== Your objective ==
Review the lines that follow and copy each one that contains the word "dann".

== Data in this exercise ==

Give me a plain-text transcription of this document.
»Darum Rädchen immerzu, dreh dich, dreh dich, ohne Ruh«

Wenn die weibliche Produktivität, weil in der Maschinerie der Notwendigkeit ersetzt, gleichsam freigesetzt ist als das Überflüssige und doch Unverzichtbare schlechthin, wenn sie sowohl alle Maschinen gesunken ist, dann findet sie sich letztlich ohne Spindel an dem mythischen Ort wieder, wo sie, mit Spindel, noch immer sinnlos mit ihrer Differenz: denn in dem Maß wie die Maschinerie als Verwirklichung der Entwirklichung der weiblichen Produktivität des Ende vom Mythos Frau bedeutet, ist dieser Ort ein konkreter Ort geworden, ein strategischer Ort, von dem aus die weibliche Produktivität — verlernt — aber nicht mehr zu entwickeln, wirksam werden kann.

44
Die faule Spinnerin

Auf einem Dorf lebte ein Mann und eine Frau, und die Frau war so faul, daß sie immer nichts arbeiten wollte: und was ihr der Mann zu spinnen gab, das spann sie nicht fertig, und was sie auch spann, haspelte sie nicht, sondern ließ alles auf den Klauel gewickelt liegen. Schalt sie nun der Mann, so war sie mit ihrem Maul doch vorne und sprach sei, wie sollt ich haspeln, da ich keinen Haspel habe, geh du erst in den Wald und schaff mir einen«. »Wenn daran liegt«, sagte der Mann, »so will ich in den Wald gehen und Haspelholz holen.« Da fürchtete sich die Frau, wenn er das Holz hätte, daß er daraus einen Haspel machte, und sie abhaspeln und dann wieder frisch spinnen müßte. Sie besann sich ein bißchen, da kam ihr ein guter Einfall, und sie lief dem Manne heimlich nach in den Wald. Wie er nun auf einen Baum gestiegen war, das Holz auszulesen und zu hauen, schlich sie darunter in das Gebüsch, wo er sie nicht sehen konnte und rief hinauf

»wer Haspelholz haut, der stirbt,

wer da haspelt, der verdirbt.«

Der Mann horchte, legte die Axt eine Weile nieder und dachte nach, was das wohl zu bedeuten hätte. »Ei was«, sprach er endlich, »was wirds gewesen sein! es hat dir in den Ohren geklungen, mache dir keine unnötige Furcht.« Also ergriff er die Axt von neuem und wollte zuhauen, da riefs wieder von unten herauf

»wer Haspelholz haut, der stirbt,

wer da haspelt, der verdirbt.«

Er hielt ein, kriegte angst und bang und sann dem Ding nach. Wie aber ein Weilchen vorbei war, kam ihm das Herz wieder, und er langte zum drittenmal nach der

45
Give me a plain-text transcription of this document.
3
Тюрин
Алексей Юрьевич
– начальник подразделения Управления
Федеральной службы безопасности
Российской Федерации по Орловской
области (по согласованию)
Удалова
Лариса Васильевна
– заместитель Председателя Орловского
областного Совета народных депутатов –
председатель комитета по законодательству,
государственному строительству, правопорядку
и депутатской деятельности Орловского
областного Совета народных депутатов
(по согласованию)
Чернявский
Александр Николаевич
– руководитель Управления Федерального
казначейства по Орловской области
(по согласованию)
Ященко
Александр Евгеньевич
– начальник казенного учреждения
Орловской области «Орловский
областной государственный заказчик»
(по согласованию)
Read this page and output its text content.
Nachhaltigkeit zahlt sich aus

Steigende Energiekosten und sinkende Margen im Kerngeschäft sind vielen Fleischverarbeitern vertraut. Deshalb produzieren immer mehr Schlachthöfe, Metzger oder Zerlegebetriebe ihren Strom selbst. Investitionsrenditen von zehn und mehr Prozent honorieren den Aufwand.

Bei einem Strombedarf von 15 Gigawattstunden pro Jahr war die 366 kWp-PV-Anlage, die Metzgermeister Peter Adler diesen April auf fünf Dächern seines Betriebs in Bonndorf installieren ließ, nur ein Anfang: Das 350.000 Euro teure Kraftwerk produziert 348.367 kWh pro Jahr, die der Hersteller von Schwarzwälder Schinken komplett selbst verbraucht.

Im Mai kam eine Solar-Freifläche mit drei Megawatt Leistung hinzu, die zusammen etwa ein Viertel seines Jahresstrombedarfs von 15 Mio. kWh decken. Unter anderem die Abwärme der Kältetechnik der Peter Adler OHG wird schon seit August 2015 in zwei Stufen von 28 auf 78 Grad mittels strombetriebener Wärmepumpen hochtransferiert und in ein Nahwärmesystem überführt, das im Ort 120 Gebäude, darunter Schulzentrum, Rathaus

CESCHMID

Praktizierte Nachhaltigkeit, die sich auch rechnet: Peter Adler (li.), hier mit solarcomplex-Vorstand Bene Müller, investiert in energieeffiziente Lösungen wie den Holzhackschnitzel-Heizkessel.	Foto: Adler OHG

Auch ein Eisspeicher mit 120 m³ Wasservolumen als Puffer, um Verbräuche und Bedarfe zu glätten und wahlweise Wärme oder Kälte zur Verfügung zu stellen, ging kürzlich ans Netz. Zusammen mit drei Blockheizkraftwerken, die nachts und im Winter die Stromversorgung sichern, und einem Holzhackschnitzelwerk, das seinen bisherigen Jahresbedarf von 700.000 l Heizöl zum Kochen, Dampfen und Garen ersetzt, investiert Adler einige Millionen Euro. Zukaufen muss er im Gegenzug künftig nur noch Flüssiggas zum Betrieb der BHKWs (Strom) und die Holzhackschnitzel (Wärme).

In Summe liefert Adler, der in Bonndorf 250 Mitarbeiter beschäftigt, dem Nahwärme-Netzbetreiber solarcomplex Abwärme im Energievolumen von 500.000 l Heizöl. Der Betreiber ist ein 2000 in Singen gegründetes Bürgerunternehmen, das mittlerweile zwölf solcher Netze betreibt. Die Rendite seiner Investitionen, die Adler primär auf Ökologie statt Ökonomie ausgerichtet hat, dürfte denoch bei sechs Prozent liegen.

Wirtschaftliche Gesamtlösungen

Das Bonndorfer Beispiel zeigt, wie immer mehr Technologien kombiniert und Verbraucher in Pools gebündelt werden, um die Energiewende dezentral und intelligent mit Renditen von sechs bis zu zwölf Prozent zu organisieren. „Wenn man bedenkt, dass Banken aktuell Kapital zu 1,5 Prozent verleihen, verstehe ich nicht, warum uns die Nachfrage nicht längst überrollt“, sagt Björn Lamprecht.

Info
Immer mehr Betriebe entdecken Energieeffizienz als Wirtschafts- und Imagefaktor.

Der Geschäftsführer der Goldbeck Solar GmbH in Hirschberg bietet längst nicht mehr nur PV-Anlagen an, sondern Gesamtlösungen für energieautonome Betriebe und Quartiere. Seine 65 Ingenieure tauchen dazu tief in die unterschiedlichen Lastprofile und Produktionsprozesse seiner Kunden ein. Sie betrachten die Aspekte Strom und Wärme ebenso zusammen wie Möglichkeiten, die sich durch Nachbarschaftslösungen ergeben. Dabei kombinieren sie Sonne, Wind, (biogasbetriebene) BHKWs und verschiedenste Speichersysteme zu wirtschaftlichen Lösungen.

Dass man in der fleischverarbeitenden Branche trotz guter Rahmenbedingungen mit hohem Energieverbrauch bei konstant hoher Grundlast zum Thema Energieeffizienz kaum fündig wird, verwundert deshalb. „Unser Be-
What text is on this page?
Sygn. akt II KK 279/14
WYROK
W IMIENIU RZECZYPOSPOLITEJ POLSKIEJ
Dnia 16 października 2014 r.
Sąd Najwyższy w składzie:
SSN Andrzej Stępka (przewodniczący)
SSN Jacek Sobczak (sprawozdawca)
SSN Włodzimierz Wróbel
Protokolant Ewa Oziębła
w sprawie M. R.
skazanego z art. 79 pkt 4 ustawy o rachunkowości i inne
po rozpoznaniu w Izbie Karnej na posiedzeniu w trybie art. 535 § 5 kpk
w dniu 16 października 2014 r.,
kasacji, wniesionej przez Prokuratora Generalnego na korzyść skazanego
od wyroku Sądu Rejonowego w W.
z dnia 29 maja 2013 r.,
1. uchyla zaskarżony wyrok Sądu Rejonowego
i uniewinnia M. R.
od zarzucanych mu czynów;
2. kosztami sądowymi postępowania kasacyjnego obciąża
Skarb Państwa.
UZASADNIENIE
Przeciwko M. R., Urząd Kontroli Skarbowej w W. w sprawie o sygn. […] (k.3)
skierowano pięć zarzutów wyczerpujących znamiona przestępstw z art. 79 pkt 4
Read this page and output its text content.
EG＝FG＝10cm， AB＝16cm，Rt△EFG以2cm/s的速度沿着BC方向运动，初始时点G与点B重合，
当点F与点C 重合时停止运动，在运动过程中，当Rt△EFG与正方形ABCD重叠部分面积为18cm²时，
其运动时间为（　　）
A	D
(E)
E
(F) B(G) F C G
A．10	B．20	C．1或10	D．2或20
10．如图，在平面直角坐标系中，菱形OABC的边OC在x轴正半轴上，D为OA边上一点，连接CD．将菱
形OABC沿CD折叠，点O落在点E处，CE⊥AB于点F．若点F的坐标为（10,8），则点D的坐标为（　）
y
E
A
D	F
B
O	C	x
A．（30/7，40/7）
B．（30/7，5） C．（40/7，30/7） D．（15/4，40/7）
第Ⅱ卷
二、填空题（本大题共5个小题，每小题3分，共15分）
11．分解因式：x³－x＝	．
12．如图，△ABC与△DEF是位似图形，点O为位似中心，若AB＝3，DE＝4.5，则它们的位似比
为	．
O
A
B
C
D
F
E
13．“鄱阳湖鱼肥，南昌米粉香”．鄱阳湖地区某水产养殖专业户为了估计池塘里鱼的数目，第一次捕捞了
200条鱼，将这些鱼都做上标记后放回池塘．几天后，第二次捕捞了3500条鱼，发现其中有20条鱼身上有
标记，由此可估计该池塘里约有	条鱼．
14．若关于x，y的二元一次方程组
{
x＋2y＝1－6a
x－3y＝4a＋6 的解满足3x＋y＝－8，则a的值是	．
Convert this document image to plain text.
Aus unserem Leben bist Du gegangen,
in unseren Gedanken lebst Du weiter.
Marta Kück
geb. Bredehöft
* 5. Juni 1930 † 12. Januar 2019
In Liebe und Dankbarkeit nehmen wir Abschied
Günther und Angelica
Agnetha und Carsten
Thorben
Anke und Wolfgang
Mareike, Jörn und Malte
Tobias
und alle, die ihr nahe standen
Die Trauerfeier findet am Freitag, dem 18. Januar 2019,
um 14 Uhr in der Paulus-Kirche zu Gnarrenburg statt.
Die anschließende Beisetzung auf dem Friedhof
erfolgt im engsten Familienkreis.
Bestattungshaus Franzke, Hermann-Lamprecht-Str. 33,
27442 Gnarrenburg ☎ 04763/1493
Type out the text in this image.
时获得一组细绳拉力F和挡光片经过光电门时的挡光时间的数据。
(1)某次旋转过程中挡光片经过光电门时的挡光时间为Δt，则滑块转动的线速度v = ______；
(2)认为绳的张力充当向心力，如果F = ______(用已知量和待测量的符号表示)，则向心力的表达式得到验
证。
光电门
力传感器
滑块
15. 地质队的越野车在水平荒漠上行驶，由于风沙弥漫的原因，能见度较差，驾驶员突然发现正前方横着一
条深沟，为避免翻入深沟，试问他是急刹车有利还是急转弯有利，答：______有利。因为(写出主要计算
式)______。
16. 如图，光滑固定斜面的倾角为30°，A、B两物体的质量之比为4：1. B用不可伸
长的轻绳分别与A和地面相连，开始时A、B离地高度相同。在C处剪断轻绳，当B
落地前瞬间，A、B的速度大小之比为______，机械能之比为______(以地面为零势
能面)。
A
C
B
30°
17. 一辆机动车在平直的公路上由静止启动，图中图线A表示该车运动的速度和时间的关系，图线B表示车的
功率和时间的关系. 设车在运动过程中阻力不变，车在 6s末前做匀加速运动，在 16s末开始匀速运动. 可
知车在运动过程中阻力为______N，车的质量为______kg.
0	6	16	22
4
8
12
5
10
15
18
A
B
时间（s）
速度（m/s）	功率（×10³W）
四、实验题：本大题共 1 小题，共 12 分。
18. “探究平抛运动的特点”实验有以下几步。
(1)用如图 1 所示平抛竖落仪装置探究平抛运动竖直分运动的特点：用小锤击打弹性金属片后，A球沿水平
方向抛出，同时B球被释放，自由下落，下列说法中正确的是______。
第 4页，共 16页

== Response below ==
Wenn die weibliche Produktivität, weil in der Maschinerie der Notwendigkeit ersetzt, gleichsam freigesetzt ist als das Überflüssige und doch Unverzichtbare schlechthin, wenn sie sowohl alle Maschinen gesunken ist, dann findet sie sich letztlich ohne Spindel an dem mythischen Ort wieder, wo sie, mit Spindel, noch immer sinnlos mit ihrer Differenz: denn in dem Maß wie die Maschinerie als Verwirklichung der Entwirklichung der weiblichen Produktivität des Ende vom Mythos Frau bedeutet, ist dieser Ort ein konkreter Ort geworden, ein strategischer Ort, von dem aus die weibliche Produktivität — verlernt — aber nicht mehr zu entwickeln, wirksam werden kann.
Auf einem Dorf lebte ein Mann und eine Frau, und die Frau war so faul, daß sie immer nichts arbeiten wollte: und was ihr der Mann zu spinnen gab, das spann sie nicht fertig, und was sie auch spann, haspelte sie nicht, sondern ließ alles auf den Klauel gewickelt liegen. Schalt sie nun der Mann, so war sie mit ihrem Maul doch vorne und sprach sei, wie sollt ich haspeln, da ich keinen Haspel habe, geh du erst in den Wald und schaff mir einen«. »Wenn daran liegt«, sagte der Mann, »so will ich in den Wald gehen und Haspelholz holen.« Da fürchtete sich die Frau, wenn er das Holz hätte, daß er daraus einen Haspel machte, und sie abhaspeln und dann wieder frisch spinnen müßte. Sie besann sich ein bißchen, da kam ihr ein guter Einfall, und sie lief dem Manne heimlich nach in den Wald. Wie er nun auf einen Baum gestiegen war, das Holz auszulesen und zu hauen, schlich sie darunter in das Gebüsch, wo er sie nicht sehen konnte und rief hinauf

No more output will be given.